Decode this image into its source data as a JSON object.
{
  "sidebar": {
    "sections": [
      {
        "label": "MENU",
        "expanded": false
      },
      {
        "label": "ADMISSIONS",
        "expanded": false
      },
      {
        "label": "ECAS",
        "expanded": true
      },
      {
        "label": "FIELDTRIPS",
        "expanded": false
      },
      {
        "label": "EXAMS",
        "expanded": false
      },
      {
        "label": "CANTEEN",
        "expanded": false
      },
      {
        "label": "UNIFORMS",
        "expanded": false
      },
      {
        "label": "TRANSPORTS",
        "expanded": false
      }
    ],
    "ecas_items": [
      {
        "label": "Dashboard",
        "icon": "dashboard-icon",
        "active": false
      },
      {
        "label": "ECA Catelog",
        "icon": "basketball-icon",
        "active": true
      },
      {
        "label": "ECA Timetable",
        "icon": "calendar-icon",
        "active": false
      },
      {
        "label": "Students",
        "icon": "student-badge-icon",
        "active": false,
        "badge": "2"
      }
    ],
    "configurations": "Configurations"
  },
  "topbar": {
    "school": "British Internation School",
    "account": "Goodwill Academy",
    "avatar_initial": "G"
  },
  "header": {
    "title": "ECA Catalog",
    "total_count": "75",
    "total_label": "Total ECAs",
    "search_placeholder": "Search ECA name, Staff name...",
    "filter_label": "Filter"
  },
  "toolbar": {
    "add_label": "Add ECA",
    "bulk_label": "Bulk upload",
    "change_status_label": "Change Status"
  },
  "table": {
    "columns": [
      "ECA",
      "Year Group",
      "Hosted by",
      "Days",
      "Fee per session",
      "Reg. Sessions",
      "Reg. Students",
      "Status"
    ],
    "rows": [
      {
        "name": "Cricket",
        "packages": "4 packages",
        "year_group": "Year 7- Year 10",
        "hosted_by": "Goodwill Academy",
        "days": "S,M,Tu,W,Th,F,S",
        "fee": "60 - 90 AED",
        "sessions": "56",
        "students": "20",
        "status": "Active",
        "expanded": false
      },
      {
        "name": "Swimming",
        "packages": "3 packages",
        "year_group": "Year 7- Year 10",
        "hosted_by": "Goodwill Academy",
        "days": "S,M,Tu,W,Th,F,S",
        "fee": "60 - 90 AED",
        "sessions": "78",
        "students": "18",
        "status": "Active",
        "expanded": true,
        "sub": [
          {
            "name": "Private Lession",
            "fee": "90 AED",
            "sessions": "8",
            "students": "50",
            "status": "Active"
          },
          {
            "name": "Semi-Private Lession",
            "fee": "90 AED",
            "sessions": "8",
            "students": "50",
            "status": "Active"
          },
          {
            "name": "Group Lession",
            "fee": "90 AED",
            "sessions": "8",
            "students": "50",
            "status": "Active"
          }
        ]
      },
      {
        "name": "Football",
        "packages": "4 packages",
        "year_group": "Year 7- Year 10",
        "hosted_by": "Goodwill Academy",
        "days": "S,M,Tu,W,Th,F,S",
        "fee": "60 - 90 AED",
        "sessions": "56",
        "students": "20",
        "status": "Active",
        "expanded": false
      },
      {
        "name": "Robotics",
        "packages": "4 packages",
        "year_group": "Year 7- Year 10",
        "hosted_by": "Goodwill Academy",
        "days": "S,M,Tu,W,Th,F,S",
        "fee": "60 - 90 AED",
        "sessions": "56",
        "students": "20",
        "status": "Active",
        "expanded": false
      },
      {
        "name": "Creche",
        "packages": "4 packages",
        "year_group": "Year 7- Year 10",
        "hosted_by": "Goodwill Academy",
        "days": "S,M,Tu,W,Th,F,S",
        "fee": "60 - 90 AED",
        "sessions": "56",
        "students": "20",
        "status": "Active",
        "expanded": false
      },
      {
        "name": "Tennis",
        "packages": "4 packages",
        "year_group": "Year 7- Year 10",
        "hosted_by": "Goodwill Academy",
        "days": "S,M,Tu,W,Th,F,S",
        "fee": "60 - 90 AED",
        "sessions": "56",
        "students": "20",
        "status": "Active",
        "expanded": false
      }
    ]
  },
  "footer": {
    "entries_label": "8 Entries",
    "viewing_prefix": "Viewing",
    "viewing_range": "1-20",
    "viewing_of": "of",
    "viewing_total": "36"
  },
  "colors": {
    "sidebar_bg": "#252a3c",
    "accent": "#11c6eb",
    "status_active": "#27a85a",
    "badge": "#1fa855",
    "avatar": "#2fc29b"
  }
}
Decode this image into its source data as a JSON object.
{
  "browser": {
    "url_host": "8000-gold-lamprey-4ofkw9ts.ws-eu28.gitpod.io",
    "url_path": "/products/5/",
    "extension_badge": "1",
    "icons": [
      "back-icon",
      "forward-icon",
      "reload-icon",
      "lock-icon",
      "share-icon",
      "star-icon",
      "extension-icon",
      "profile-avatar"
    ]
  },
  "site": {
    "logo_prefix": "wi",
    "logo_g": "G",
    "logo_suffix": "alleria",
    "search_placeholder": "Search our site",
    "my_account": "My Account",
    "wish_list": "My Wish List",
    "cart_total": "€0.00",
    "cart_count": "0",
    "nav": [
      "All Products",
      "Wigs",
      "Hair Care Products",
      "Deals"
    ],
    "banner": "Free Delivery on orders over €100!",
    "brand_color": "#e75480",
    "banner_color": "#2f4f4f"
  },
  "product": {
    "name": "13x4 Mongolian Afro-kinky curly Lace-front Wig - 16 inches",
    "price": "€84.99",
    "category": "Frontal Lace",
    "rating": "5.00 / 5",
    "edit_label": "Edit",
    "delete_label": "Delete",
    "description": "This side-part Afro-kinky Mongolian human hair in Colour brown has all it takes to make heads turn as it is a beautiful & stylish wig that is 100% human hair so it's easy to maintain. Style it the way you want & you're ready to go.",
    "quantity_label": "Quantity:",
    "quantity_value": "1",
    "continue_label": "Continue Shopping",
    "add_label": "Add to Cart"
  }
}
+---+
*What is asked*:
Return all of the data precisely as it appears.

*Output of the exercise*:
Decode this image into its source data as a JSON object.
{
  "sidebar": {
    "sections": [
      {
        "label": "MENU",
        "expanded": false
      },
      {
        "label": "ADMISSIONS",
        "expanded": false
      },
      {
        "label": "ECAS",
        "expanded": true
      },
      {
        "label": "FIELDTRIPS",
        "expanded": false
      },
      {
        "label": "EXAMS",
        "expanded": false
      },
      {
        "label": "CANTEEN",
        "expanded": false
      },
      {
        "label": "UNIFORMS",
        "expanded": false
      },
      {
        "label": "TRANSPORTS",
        "expanded": false
      }
    ],
    "ecas_items": [
      {
        "label": "Dashboard",
        "icon": "dashboard-icon",
        "active": false
      },
      {
        "label": "ECA Catelog",
        "icon": "basketball-icon",
        "active": true
      },
      {
        "label": "ECA Timetable",
        "icon": "calendar-icon",
        "active": false
      },
      {
        "label": "Students",
        "icon": "student-badge-icon",
        "active": false,
        "badge": "2"
      }
    ],
    "configurations": "Configurations"
  },
  "topbar": {
    "school": "British Internation School",
    "account": "Goodwill Academy",
    "avatar_initial": "G"
  },
  "header": {
    "title": "ECA Catalog",
    "total_count": "75",
    "total_label": "Total ECAs",
    "search_placeholder": "Search ECA name, Staff name...",
    "filter_label": "Filter"
  },
  "toolbar": {
    "add_label": "Add ECA",
    "bulk_label": "Bulk upload",
    "change_status_label": "Change Status"
  },
  "table": {
    "columns": [
      "ECA",
      "Year Group",
      "Hosted by",
      "Days",
      "Fee per session",
      "Reg. Sessions",
      "Reg. Students",
      "Status"
    ],
    "rows": [
      {
        "name": "Cricket",
        "packages": "4 packages",
        "year_group": "Year 7- Year 10",
        "hosted_by": "Goodwill Academy",
        "days": "S,M,Tu,W,Th,F,S",
        "fee": "60 - 90 AED",
        "sessions": "56",
        "students": "20",
        "status": "Active",
        "expanded": false
      },
      {
        "name": "Swimming",
        "packages": "3 packages",
        "year_group": "Year 7- Year 10",
        "hosted_by": "Goodwill Academy",
        "days": "S,M,Tu,W,Th,F,S",
        "fee": "60 - 90 AED",
        "sessions": "78",
        "students": "18",
        "status": "Active",
        "expanded": true,
        "sub": [
          {
            "name": "Private Lession",
            "fee": "90 AED",
            "sessions": "8",
            "students": "50",
            "status": "Active"
          },
          {
            "name": "Semi-Private Lession",
            "fee": "90 AED",
            "sessions": "8",
            "students": "50",
            "status": "Active"
          },
          {
            "name": "Group Lession",
            "fee": "90 AED",
            "sessions": "8",
            "students": "50",
            "status": "Active"
          }
        ]
      },
      {
        "name": "Football",
        "packages": "4 packages",
        "year_group": "Year 7- Year 10",
        "hosted_by": "Goodwill Academy",
        "days": "S,M,Tu,W,Th,F,S",
        "fee": "60 - 90 AED",
        "sessions": "56",
        "students": "20",
        "status": "Active",
        "expanded": false
      },
      {
        "name": "Robotics",
        "packages": "4 packages",
        "year_group": "Year 7- Year 10",
        "hosted_by": "Goodwill Academy",
        "days": "S,M,Tu,W,Th,F,S",
        "fee": "60 - 90 AED",
        "sessions": "56",
        "students": "20",
        "status": "Active",
        "expanded": false
      },
      {
        "name": "Creche",
        "packages": "4 packages",
        "year_group": "Year 7- Year 10",
        "hosted_by": "Goodwill Academy",
        "days": "S,M,Tu,W,Th,F,S",
        "fee": "60 - 90 AED",
        "sessions": "56",
        "students": "20",
        "status": "Active",
        "expanded": false
      },
      {
        "name": "Tennis",
        "packages": "4 packages",
        "year_group": "Year 7- Year 10",
        "hosted_by": "Goodwill Academy",
        "days": "S,M,Tu,W,Th,F,S",
        "fee": "60 - 90 AED",
        "sessions": "56",
        "students": "20",
        "status": "Active",
        "expanded": false
      }
    ]
  },
  "footer": {
    "entries_label": "8 Entries",
    "viewing_prefix": "Viewing",
    "viewing_range": "1-20",
    "viewing_of": "of",
    "viewing_total": "36"
  },
  "colors": {
    "sidebar_bg": "#252a3c",
    "accent": "#11c6eb",
    "status_active": "#27a85a",
    "badge": "#1fa855",
    "avatar": "#2fc29b"
  }
}
Decode this image into its source data as a JSON object.
{
  "browser": {
    "url_host": "8000-gold-lamprey-4ofkw9ts.ws-eu28.gitpod.io",
    "url_path": "/products/5/",
    "extension_badge": "1",
    "icons": [
      "back-icon",
      "forward-icon",
      "reload-icon",
      "lock-icon",
      "share-icon",
      "star-icon",
      "extension-icon",
      "profile-avatar"
    ]
  },
  "site": {
    "logo_prefix": "wi",
    "logo_g": "G",
    "logo_suffix": "alleria",
    "search_placeholder": "Search our site",
    "my_account": "My Account",
    "wish_list": "My Wish List",
    "cart_total": "€0.00",
    "cart_count": "0",
    "nav": [
      "All Products",
      "Wigs",
      "Hair Care Products",
      "Deals"
    ],
    "banner": "Free Delivery on orders over €100!",
    "brand_color": "#e75480",
    "banner_color": "#2f4f4f"
  },
  "product": {
    "name": "13x4 Mongolian Afro-kinky curly Lace-front Wig - 16 inches",
    "price": "€84.99",
    "category": "Frontal Lace",
    "rating": "5.00 / 5",
    "edit_label": "Edit",
    "delete_label": "Delete",
    "description": "This side-part Afro-kinky Mongolian human hair in Colour brown has all it takes to make heads turn as it is a beautiful & stylish wig that is 100% human hair so it's easy to maintain. Style it the way you want & you're ready to go.",
    "quantity_label": "Quantity:",
    "quantity_value": "1",
    "continue_label": "Continue Shopping",
    "add_label": "Add to Cart"
  }
}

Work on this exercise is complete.